#### Given task
Reproduce each line of the material precisely.

※ ※ ※

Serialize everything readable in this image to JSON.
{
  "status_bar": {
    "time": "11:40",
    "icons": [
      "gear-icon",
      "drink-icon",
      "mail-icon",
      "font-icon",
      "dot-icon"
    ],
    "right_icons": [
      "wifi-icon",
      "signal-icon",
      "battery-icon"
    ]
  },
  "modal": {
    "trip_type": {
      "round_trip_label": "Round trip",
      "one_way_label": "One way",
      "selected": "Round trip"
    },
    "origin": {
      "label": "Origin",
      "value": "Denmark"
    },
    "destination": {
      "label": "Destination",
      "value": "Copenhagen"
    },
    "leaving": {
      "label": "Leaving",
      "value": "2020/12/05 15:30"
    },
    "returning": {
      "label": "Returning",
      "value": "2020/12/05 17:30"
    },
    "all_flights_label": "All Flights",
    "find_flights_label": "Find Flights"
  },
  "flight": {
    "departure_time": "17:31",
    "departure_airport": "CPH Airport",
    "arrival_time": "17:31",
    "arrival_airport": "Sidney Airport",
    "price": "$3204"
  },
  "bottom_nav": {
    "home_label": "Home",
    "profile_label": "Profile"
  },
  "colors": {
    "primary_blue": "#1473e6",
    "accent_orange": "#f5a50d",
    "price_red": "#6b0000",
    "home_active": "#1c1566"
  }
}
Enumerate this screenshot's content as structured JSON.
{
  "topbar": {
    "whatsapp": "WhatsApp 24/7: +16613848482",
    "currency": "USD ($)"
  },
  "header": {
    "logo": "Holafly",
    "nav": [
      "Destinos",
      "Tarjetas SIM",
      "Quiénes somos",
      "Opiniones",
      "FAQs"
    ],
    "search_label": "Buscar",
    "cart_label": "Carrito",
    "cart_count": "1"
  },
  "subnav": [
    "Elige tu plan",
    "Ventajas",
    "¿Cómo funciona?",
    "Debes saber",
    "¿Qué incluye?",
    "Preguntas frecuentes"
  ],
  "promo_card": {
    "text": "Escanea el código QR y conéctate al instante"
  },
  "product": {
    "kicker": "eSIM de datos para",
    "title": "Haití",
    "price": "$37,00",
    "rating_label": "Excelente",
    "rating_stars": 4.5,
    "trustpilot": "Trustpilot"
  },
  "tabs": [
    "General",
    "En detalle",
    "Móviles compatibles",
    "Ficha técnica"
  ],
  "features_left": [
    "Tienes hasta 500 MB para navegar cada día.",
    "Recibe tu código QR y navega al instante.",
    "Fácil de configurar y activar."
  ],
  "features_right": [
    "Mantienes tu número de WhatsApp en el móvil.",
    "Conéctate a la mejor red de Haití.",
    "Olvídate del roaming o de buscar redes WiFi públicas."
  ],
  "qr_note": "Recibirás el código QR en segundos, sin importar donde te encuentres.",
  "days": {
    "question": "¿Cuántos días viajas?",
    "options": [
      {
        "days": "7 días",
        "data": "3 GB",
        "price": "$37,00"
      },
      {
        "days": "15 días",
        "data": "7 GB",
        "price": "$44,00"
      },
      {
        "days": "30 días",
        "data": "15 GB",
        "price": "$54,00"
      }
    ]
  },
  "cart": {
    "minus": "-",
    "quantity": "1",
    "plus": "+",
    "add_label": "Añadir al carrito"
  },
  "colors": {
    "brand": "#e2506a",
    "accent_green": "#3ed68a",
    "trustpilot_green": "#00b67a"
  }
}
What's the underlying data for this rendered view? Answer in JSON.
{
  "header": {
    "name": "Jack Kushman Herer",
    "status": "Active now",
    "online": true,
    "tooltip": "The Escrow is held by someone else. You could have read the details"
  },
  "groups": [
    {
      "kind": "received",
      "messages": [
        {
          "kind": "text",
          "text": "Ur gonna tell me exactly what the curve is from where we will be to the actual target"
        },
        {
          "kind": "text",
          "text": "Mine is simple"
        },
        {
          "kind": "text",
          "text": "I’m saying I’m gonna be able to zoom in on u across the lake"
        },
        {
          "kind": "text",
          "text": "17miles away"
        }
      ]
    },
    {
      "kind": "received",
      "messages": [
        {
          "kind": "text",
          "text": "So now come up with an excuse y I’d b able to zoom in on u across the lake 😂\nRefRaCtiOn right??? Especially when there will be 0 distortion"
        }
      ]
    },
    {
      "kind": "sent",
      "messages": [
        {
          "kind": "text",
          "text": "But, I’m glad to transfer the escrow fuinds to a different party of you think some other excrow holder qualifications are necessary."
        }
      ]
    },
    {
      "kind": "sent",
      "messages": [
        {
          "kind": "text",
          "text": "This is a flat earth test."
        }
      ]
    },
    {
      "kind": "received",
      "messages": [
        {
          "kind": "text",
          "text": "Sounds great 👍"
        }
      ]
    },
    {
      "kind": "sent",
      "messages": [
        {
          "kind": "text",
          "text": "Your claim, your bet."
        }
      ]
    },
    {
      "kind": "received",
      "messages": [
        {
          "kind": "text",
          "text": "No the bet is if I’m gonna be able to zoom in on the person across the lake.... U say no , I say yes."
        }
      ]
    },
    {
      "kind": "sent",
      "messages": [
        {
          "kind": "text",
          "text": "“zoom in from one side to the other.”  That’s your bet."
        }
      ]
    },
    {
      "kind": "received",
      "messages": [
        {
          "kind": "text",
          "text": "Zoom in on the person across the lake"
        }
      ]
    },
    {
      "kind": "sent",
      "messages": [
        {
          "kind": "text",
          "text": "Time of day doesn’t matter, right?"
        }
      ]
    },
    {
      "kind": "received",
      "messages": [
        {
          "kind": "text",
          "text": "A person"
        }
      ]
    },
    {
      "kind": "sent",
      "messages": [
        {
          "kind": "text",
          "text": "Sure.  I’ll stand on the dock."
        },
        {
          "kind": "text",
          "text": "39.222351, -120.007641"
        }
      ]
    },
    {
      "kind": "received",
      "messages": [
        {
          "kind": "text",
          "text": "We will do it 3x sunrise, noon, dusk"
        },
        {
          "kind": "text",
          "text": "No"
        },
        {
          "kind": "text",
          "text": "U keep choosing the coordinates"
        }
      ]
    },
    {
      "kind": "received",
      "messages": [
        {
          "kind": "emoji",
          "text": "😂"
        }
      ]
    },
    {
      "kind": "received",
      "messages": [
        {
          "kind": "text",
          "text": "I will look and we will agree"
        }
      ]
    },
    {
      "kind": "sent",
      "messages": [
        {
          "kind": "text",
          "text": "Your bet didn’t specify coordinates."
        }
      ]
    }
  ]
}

※ ※ ※

#### Solution below
Serialize everything readable in this image to JSON.
{
  "status_bar": {
    "time": "11:40",
    "icons": [
      "gear-icon",
      "drink-icon",
      "mail-icon",
      "font-icon",
      "dot-icon"
    ],
    "right_icons": [
      "wifi-icon",
      "signal-icon",
      "battery-icon"
    ]
  },
  "modal": {
    "trip_type": {
      "round_trip_label": "Round trip",
      "one_way_label": "One way",
      "selected": "Round trip"
    },
    "origin": {
      "label": "Origin",
      "value": "Denmark"
    },
    "destination": {
      "label": "Destination",
      "value": "Copenhagen"
    },
    "leaving": {
      "label": "Leaving",
      "value": "2020/12/05 15:30"
    },
    "returning": {
      "label": "Returning",
      "value": "2020/12/05 17:30"
    },
    "all_flights_label": "All Flights",
    "find_flights_label": "Find Flights"
  },
  "flight": {
    "departure_time": "17:31",
    "departure_airport": "CPH Airport",
    "arrival_time": "17:31",
    "arrival_airport": "Sidney Airport",
    "price": "$3204"
  },
  "bottom_nav": {
    "home_label": "Home",
    "profile_label": "Profile"
  },
  "colors": {
    "primary_blue": "#1473e6",
    "accent_orange": "#f5a50d",
    "price_red": "#6b0000",
    "home_active": "#1c1566"
  }
}
Enumerate this screenshot's content as structured JSON.
{
  "topbar": {
    "whatsapp": "WhatsApp 24/7: +16613848482",
    "currency": "USD ($)"
  },
  "header": {
    "logo": "Holafly",
    "nav": [
      "Destinos",
      "Tarjetas SIM",
      "Quiénes somos",
      "Opiniones",
      "FAQs"
    ],
    "search_label": "Buscar",
    "cart_label": "Carrito",
    "cart_count": "1"
  },
  "subnav": [
    "Elige tu plan",
    "Ventajas",
    "¿Cómo funciona?",
    "Debes saber",
    "¿Qué incluye?",
    "Preguntas frecuentes"
  ],
  "promo_card": {
    "text": "Escanea el código QR y conéctate al instante"
  },
  "product": {
    "kicker": "eSIM de datos para",
    "title": "Haití",
    "price": "$37,00",
    "rating_label": "Excelente",
    "rating_stars": 4.5,
    "trustpilot": "Trustpilot"
  },
  "tabs": [
    "General",
    "En detalle",
    "Móviles compatibles",
    "Ficha técnica"
  ],
  "features_left": [
    "Tienes hasta 500 MB para navegar cada día.",
    "Recibe tu código QR y navega al instante.",
    "Fácil de configurar y activar."
  ],
  "features_right": [
    "Mantienes tu número de WhatsApp en el móvil.",
    "Conéctate a la mejor red de Haití.",
    "Olvídate del roaming o de buscar redes WiFi públicas."
  ],
  "qr_note": "Recibirás el código QR en segundos, sin importar donde te encuentres.",
  "days": {
    "question": "¿Cuántos días viajas?",
    "options": [
      {
        "days": "7 días",
        "data": "3 GB",
        "price": "$37,00"
      },
      {
        "days": "15 días",
        "data": "7 GB",
        "price": "$44,00"
      },
      {
        "days": "30 días",
        "data": "15 GB",
        "price": "$54,00"
      }
    ]
  },
  "cart": {
    "minus": "-",
    "quantity": "1",
    "plus": "+",
    "add_label": "Añadir al carrito"
  },
  "colors": {
    "brand": "#e2506a",
    "accent_green": "#3ed68a",
    "trustpilot_green": "#00b67a"
  }
}
What's the underlying data for this rendered view? Answer in JSON.
{
  "header": {
    "name": "Jack Kushman Herer",
    "status": "Active now",
    "online": true,
    "tooltip": "The Escrow is held by someone else. You could have read the details"
  },
  "groups": [
    {
      "kind": "received",
      "messages": [
        {
          "kind": "text",
          "text": "Ur gonna tell me exactly what the curve is from where we will be to the actual target"
        },
        {
          "kind": "text",
          "text": "Mine is simple"
        },
        {
          "kind": "text",
          "text": "I’m saying I’m gonna be able to zoom in on u across the lake"
        },
        {
          "kind": "text",
          "text": "17miles away"
        }
      ]
    },
    {
      "kind": "received",
      "messages": [
        {
          "kind": "text",
          "text": "So now come up with an excuse y I’d b able to zoom in on u across the lake 😂\nRefRaCtiOn right??? Especially when there will be 0 distortion"
        }
      ]
    },
    {
      "kind": "sent",
      "messages": [
        {
          "kind": "text",
          "text": "But, I’m glad to transfer the escrow fuinds to a different party of you think some other excrow holder qualifications are necessary."
        }
      ]
    },
    {
      "kind": "sent",
      "messages": [
        {
          "kind": "text",
          "text": "This is a flat earth test."
        }
      ]
    },
    {
      "kind": "received",
      "messages": [
        {
          "kind": "text",
          "text": "Sounds great 👍"
        }
      ]
    },
    {
      "kind": "sent",
      "messages": [
        {
          "kind": "text",
          "text": "Your claim, your bet."
        }
      ]
    },
    {
      "kind": "received",
      "messages": [
        {
          "kind": "text",
          "text": "No the bet is if I’m gonna be able to zoom in on the person across the lake.... U say no , I say yes."
        }
      ]
    },
    {
      "kind": "sent",
      "messages": [
        {
          "kind": "text",
          "text": "“zoom in from one side to the other.”  That’s your bet."
        }
      ]
    },
    {
      "kind": "received",
      "messages": [
        {
          "kind": "text",
          "text": "Zoom in on the person across the lake"
        }
      ]
    },
    {
      "kind": "sent",
      "messages": [
        {
          "kind": "text",
          "text": "Time of day doesn’t matter, right?"
        }
      ]
    },
    {
      "kind": "received",
      "messages": [
        {
          "kind": "text",
          "text": "A person"
        }
      ]
    },
    {
      "kind": "sent",
      "messages": [
        {
          "kind": "text",
          "text": "Sure.  I’ll stand on the dock."
        },
        {
          "kind": "text",
          "text": "39.222351, -120.007641"
        }
      ]
    },
    {
      "kind": "received",
      "messages": [
        {
          "kind": "text",
          "text": "We will do it 3x sunrise, noon, dusk"
        },
        {
          "kind": "text",
          "text": "No"
        },
        {
          "kind": "text",
          "text": "U keep choosing the coordinates"
        }
      ]
    },
    {
      "kind": "received",
      "messages": [
        {
          "kind": "emoji",
          "text": "😂"
        }
      ]
    },
    {
      "kind": "received",
      "messages": [
        {
          "kind": "text",
          "text": "I will look and we will agree"
        }
      ]
    },
    {
      "kind": "sent",
      "messages": [
        {
          "kind": "text",
          "text": "Your bet didn’t specify coordinates."
        }
      ]
    }
  ]
}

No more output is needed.